- **Set problem**
Each line that holds the word "权责分明" counts once; report the total and nothing else.

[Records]
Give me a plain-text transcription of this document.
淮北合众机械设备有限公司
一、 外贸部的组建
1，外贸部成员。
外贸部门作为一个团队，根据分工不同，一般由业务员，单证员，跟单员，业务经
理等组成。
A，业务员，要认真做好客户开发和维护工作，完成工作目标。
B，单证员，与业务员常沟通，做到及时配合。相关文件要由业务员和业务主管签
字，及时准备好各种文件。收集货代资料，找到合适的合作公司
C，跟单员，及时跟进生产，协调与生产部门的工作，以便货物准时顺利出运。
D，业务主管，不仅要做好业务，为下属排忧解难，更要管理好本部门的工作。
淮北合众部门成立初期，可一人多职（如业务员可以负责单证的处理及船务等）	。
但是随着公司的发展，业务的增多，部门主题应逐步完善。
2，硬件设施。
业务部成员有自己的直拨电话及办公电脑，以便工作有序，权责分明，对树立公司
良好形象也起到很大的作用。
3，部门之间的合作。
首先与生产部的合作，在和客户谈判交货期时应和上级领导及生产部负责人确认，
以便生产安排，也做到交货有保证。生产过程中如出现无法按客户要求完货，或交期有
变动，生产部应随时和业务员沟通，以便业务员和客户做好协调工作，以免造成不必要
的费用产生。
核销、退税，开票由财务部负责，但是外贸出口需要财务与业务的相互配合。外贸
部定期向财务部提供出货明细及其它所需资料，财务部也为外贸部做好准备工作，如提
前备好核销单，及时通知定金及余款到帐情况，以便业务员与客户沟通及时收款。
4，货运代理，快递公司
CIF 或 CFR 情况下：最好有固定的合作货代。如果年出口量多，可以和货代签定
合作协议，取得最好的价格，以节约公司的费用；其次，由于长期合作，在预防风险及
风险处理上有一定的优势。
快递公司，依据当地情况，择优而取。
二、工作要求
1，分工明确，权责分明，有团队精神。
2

- **Output of the exercise**
2